## [CHALLENGE]
Scan the entries below for the word "договора". Copy each line that has it.

## [MATERIAL TO PROCESS]

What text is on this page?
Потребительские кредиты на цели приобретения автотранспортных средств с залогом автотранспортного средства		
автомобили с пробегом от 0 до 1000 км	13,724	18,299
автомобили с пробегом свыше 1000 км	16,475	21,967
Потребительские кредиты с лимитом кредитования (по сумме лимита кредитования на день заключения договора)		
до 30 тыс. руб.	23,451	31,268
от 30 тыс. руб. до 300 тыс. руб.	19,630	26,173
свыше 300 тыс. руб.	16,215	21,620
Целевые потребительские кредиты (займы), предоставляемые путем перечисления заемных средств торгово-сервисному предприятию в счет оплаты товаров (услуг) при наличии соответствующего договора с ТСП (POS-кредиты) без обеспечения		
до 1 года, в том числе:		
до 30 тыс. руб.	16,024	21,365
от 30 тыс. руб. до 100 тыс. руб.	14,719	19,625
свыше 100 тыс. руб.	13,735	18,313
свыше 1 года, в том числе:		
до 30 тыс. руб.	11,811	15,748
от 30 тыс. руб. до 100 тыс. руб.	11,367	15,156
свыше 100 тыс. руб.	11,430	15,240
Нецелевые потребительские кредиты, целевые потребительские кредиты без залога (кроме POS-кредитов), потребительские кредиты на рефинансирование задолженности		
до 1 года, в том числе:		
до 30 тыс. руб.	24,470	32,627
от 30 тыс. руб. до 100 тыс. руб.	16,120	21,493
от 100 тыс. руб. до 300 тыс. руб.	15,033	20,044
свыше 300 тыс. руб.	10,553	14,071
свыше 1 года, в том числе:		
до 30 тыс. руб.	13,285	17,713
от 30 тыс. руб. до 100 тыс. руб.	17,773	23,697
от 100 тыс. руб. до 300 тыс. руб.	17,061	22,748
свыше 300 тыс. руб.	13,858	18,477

## [FULL SOLUTION]
Потребительские кредиты с лимитом кредитования (по сумме лимита кредитования на день заключения договора)		
Целевые потребительские кредиты (займы), предоставляемые путем перечисления заемных средств торгово-сервисному предприятию в счет оплаты товаров (услуг) при наличии соответствующего договора с ТСП (POS-кредиты) без обеспечения		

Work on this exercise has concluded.